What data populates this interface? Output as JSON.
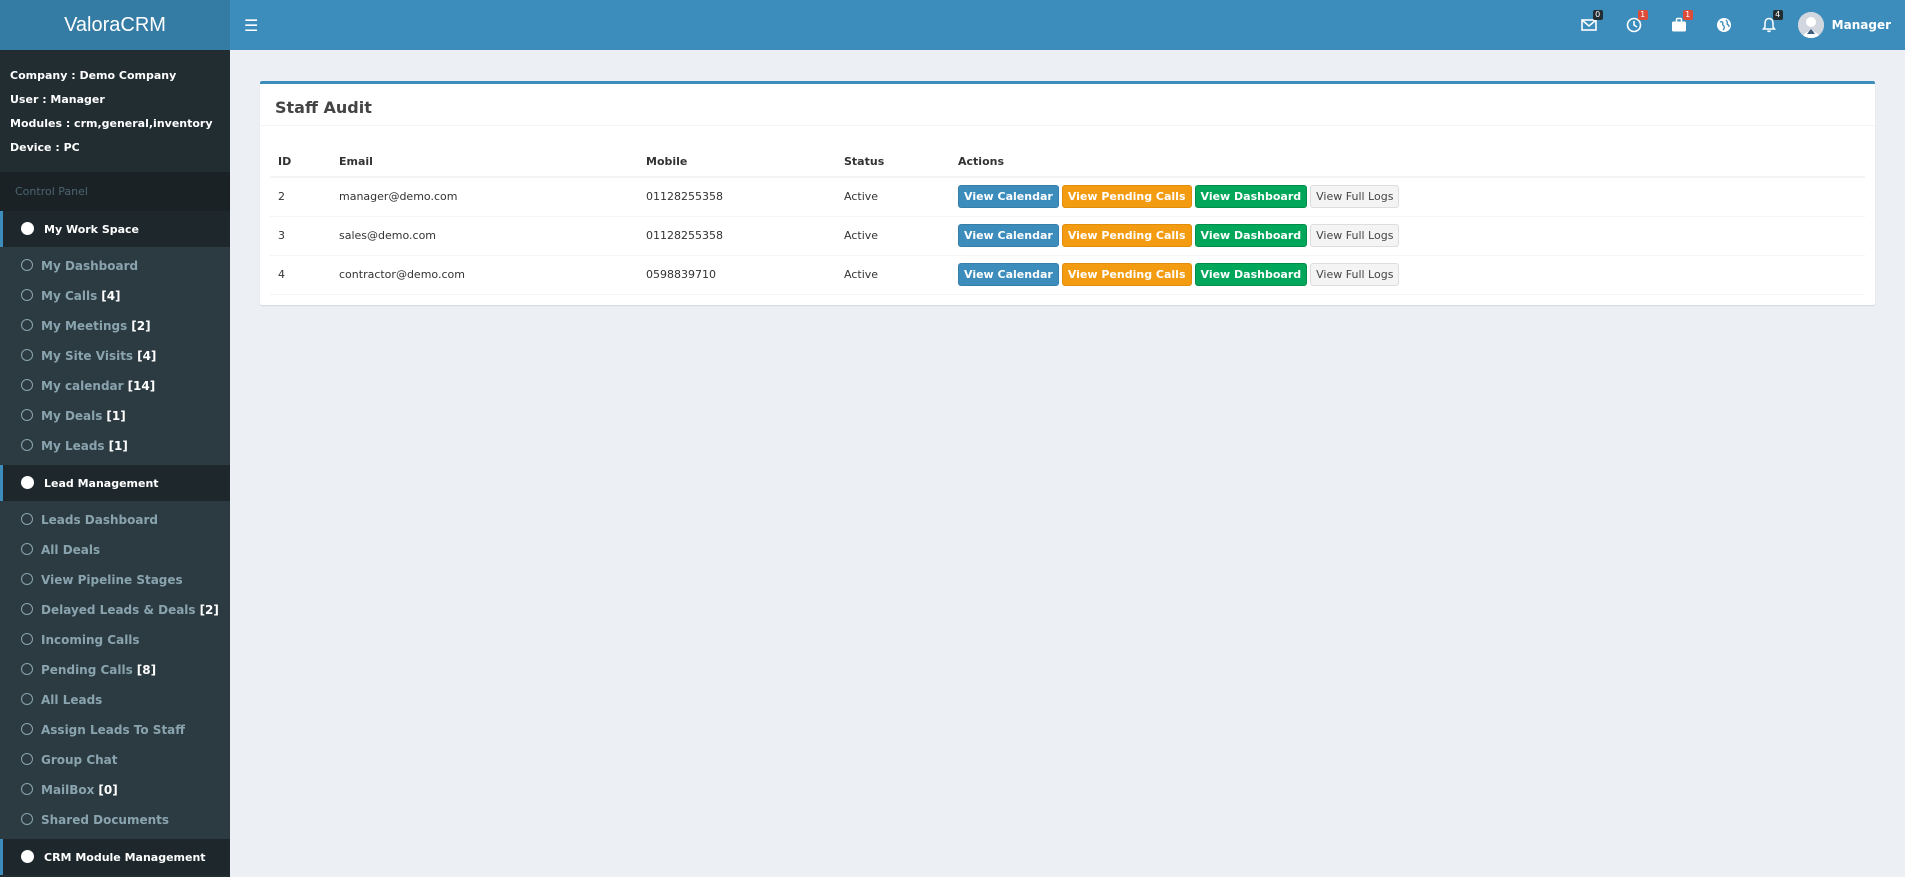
{
  "app": {
    "logo": "ValoraCRM",
    "user_name": "Manager",
    "notifications": {
      "mail": "0",
      "clock": "1",
      "briefcase": "1",
      "bell": "4"
    }
  },
  "sidebar": {
    "info": {
      "company": "Company : Demo Company",
      "user": "User : Manager",
      "modules": "Modules : crm,general,inventory",
      "device": "Device : PC"
    },
    "control_panel": "Control Panel",
    "sections": [
      {
        "title": "My Work Space",
        "items": [
          {
            "label": "My Dashboard",
            "count": ""
          },
          {
            "label": "My Calls",
            "count": "[4]"
          },
          {
            "label": "My Meetings",
            "count": "[2]"
          },
          {
            "label": "My Site Visits",
            "count": "[4]"
          },
          {
            "label": "My calendar",
            "count": "[14]"
          },
          {
            "label": "My Deals",
            "count": "[1]"
          },
          {
            "label": "My Leads",
            "count": "[1]"
          }
        ]
      },
      {
        "title": "Lead Management",
        "items": [
          {
            "label": "Leads Dashboard",
            "count": ""
          },
          {
            "label": "All Deals",
            "count": ""
          },
          {
            "label": "View Pipeline Stages",
            "count": ""
          },
          {
            "label": "Delayed Leads & Deals",
            "count": "[2]"
          },
          {
            "label": "Incoming Calls",
            "count": ""
          },
          {
            "label": "Pending Calls",
            "count": "[8]"
          },
          {
            "label": "All Leads",
            "count": ""
          },
          {
            "label": "Assign Leads To Staff",
            "count": ""
          },
          {
            "label": "Group Chat",
            "count": ""
          },
          {
            "label": "MailBox",
            "count": "[0]"
          },
          {
            "label": "Shared Documents",
            "count": ""
          }
        ]
      },
      {
        "title": "CRM Module Management",
        "items": []
      }
    ]
  },
  "main": {
    "title": "Staff Audit",
    "columns": [
      "ID",
      "Email",
      "Mobile",
      "Status",
      "Actions"
    ],
    "actions": {
      "calendar": "View Calendar",
      "pending": "View Pending Calls",
      "dashboard": "View Dashboard",
      "logs": "View Full Logs"
    },
    "rows": [
      {
        "id": "2",
        "email": "manager@demo.com",
        "mobile": "01128255358",
        "status": "Active"
      },
      {
        "id": "3",
        "email": "sales@demo.com",
        "mobile": "01128255358",
        "status": "Active"
      },
      {
        "id": "4",
        "email": "contractor@demo.com",
        "mobile": "0598839710",
        "status": "Active"
      }
    ]
  },
  "colors": {
    "header": "#3c8dbc",
    "logo_bg": "#357ca5",
    "sidebar": "#222d32",
    "primary": "#3c8dbc",
    "warning": "#f39c12",
    "success": "#00a65a"
  }
}
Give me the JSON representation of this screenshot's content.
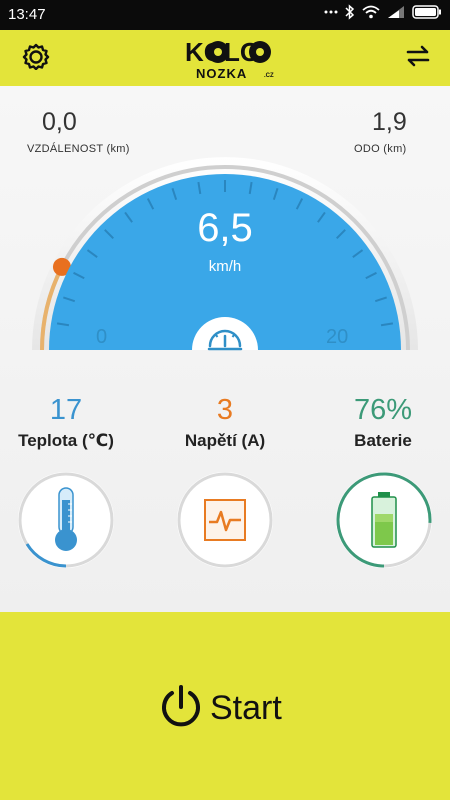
{
  "status_bar": {
    "time": "13:47"
  },
  "app": {
    "logo_text": {
      "line1": "KOLO",
      "line2": "NOZKA",
      "suffix": ".CZ"
    },
    "accent_color": "#e3e43a"
  },
  "stats": {
    "distance": {
      "value": "0,0",
      "label": "VZDÁLENOST (km)"
    },
    "odo": {
      "value": "1,9",
      "label": "ODO  (km)"
    }
  },
  "speedometer": {
    "speed": "6,5",
    "unit": "km/h",
    "scale_min": "0",
    "scale_max": "20",
    "progress_fraction": 0.15,
    "face_color": "#3aa7e8"
  },
  "metrics": [
    {
      "value": "17",
      "label": "Teplota (℃)",
      "color": "#3a93cf",
      "icon": "thermometer-icon"
    },
    {
      "value": "3",
      "label": "Napětí (A)",
      "color": "#e87b22",
      "icon": "pulse-icon"
    },
    {
      "value": "76%",
      "label": "Baterie",
      "color": "#3c9a78",
      "icon": "battery-icon"
    }
  ],
  "start_button": {
    "label": "Start"
  }
}
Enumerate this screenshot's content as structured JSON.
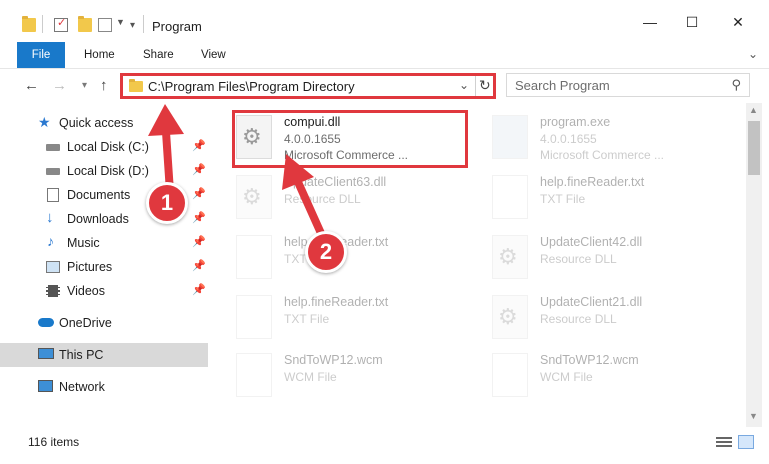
{
  "window": {
    "title": "Program",
    "minimize_glyph": "—",
    "maximize_glyph": "☐",
    "close_glyph": "✕"
  },
  "ribbon": {
    "tabs": [
      "File",
      "Home",
      "Share",
      "View"
    ]
  },
  "address": {
    "path": "C:\\Program Files\\Program Directory",
    "search_placeholder": "Search Program"
  },
  "nav": {
    "items": [
      {
        "label": "Quick access",
        "icon": "star-icon",
        "pinned": false
      },
      {
        "label": "Local Disk (C:)",
        "icon": "drive-icon",
        "pinned": true
      },
      {
        "label": "Local Disk (D:)",
        "icon": "drive-icon",
        "pinned": true
      },
      {
        "label": "Documents",
        "icon": "documents-icon",
        "pinned": true
      },
      {
        "label": "Downloads",
        "icon": "download-icon",
        "pinned": true
      },
      {
        "label": "Music",
        "icon": "music-icon",
        "pinned": true
      },
      {
        "label": "Pictures",
        "icon": "pictures-icon",
        "pinned": true
      },
      {
        "label": "Videos",
        "icon": "videos-icon",
        "pinned": true
      },
      {
        "label": "OneDrive",
        "icon": "cloud-icon",
        "pinned": false
      },
      {
        "label": "This PC",
        "icon": "computer-icon",
        "pinned": false
      },
      {
        "label": "Network",
        "icon": "network-icon",
        "pinned": false
      }
    ],
    "pin_glyph": "📌"
  },
  "files": [
    {
      "name": "compui.dll",
      "line1": "4.0.0.1655",
      "line2": "Microsoft Commerce ..."
    },
    {
      "name": "program.exe",
      "line1": "4.0.0.1655",
      "line2": "Microsoft Commerce ..."
    },
    {
      "name": "UpdateClient63.dll",
      "line1": "Resource DLL",
      "line2": ""
    },
    {
      "name": "help.fineReader.txt",
      "line1": "TXT File",
      "line2": ""
    },
    {
      "name": "help.fineReader.txt",
      "line1": "TXT File",
      "line2": ""
    },
    {
      "name": "UpdateClient42.dll",
      "line1": "Resource DLL",
      "line2": ""
    },
    {
      "name": "help.fineReader.txt",
      "line1": "TXT File",
      "line2": ""
    },
    {
      "name": "UpdateClient21.dll",
      "line1": "Resource DLL",
      "line2": ""
    },
    {
      "name": "SndToWP12.wcm",
      "line1": "WCM File",
      "line2": ""
    },
    {
      "name": "SndToWP12.wcm",
      "line1": "WCM File",
      "line2": ""
    }
  ],
  "status": {
    "item_count": "116 items"
  },
  "callouts": [
    "1",
    "2"
  ],
  "colors": {
    "accent": "#1979ca",
    "highlight": "#e0383e",
    "folder": "#f2c84b"
  }
}
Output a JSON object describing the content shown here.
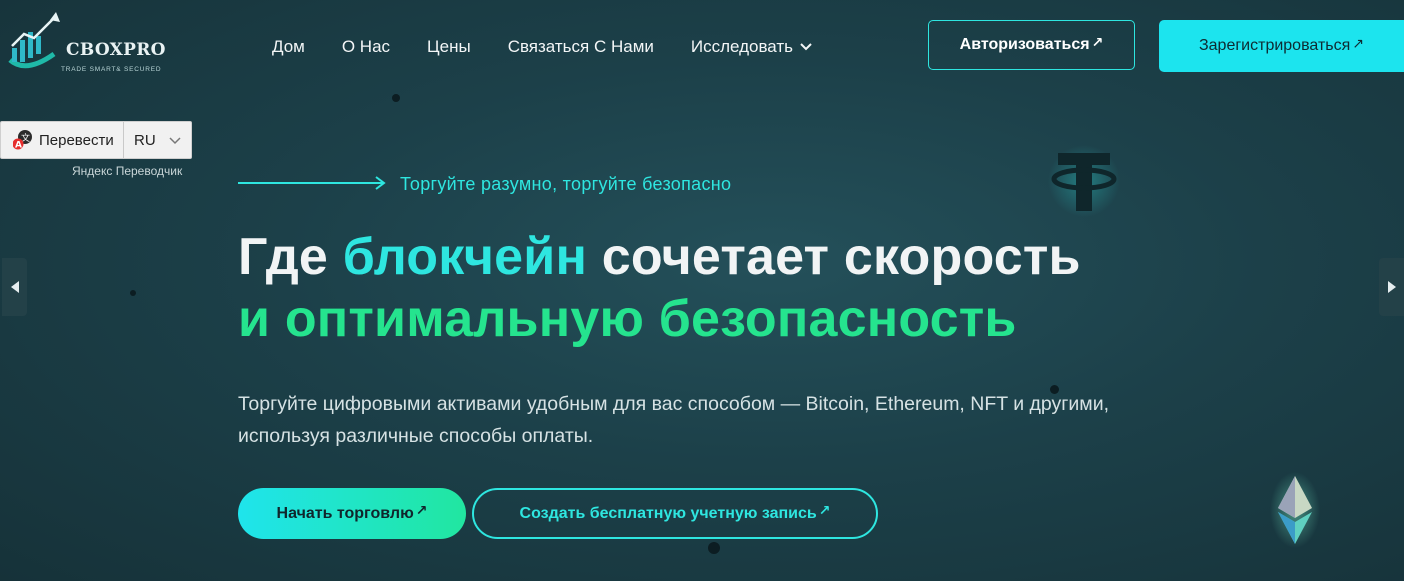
{
  "logo": {
    "name": "CBOXPRO",
    "tagline": "TRADE SMART& SECURED"
  },
  "nav": {
    "items": [
      "Дом",
      "О Нас",
      "Цены",
      "Связаться С Нами",
      "Исследовать"
    ]
  },
  "header_buttons": {
    "login": "Авторизоваться",
    "register": "Зарегистрироваться",
    "arrow": "↗"
  },
  "translate_widget": {
    "button_label": "Перевести",
    "language": "RU",
    "credit": "Яндекс Переводчик"
  },
  "hero": {
    "tagline": "Торгуйте разумно, торгуйте безопасно",
    "heading": {
      "part1": "Где ",
      "part2": "блокчейн",
      "part3": " сочетает скорость",
      "part4": "и оптимальную безопасность"
    },
    "description": "Торгуйте цифровыми активами удобным для вас способом — Bitcoin, Ethereum, NFT и другими, используя различные способы оплаты.",
    "primary_button": "Начать торговлю",
    "secondary_button": "Создать бесплатную учетную запись"
  },
  "colors": {
    "background": "#1c4049",
    "accent_cyan": "#2ee6e0",
    "accent_green": "#25e48e",
    "register_bg": "#1ce4ee"
  },
  "icons": [
    "logo-chart-icon",
    "chevron-down-icon",
    "arrow-up-right-icon",
    "translate-icon",
    "caret-left-icon",
    "caret-right-icon",
    "tether-coin-icon",
    "ethereum-coin-icon"
  ]
}
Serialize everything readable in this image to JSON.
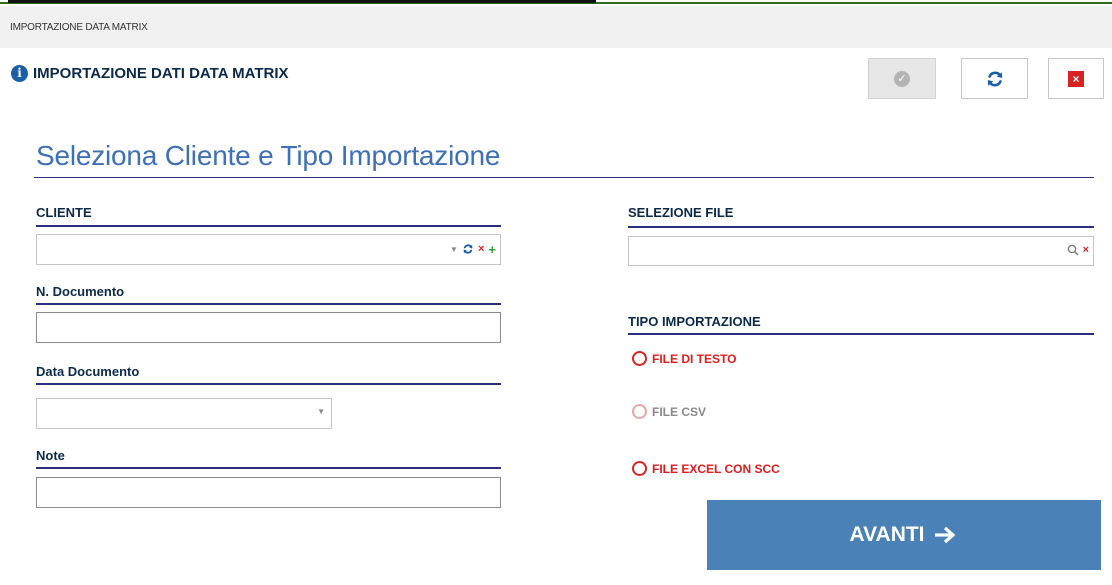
{
  "window": {
    "title": "IMPORTAZIONE DATA MATRIX"
  },
  "header": {
    "title": "IMPORTAZIONE DATI DATA MATRIX",
    "info_icon": "info-icon",
    "actions": [
      {
        "name": "confirm",
        "icon": "check-circle-icon",
        "enabled": false
      },
      {
        "name": "refresh",
        "icon": "refresh-icon"
      },
      {
        "name": "close",
        "icon": "close-icon"
      }
    ]
  },
  "section": {
    "title": "Seleziona Cliente e  Tipo Importazione"
  },
  "form": {
    "cliente": {
      "label": "CLIENTE",
      "value": ""
    },
    "n_documento": {
      "label": "N. Documento",
      "value": ""
    },
    "data_documento": {
      "label": "Data Documento",
      "value": ""
    },
    "note": {
      "label": "Note",
      "value": ""
    },
    "selezione_file": {
      "label": "SELEZIONE FILE",
      "value": ""
    },
    "tipo_importazione": {
      "label": "TIPO IMPORTAZIONE",
      "options": [
        {
          "label": "FILE DI TESTO",
          "enabled": true
        },
        {
          "label": "FILE CSV",
          "enabled": false
        },
        {
          "label": "FILE EXCEL CON SCC",
          "enabled": true
        }
      ]
    }
  },
  "next_button": {
    "label": "AVANTI",
    "icon": "arrow-right-icon"
  },
  "colors": {
    "accent_blue": "#3f6fb6",
    "button_blue": "#4a82b8",
    "danger_red": "#d82323",
    "rule_navy": "#2a2f7d"
  }
}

## Work required:
Pick out and copy every line that contains the word "screenshot".

## Result of this exercise:
Give me the JSON representation of this screenshot's content.
Enumerate this screenshot's content as structured JSON.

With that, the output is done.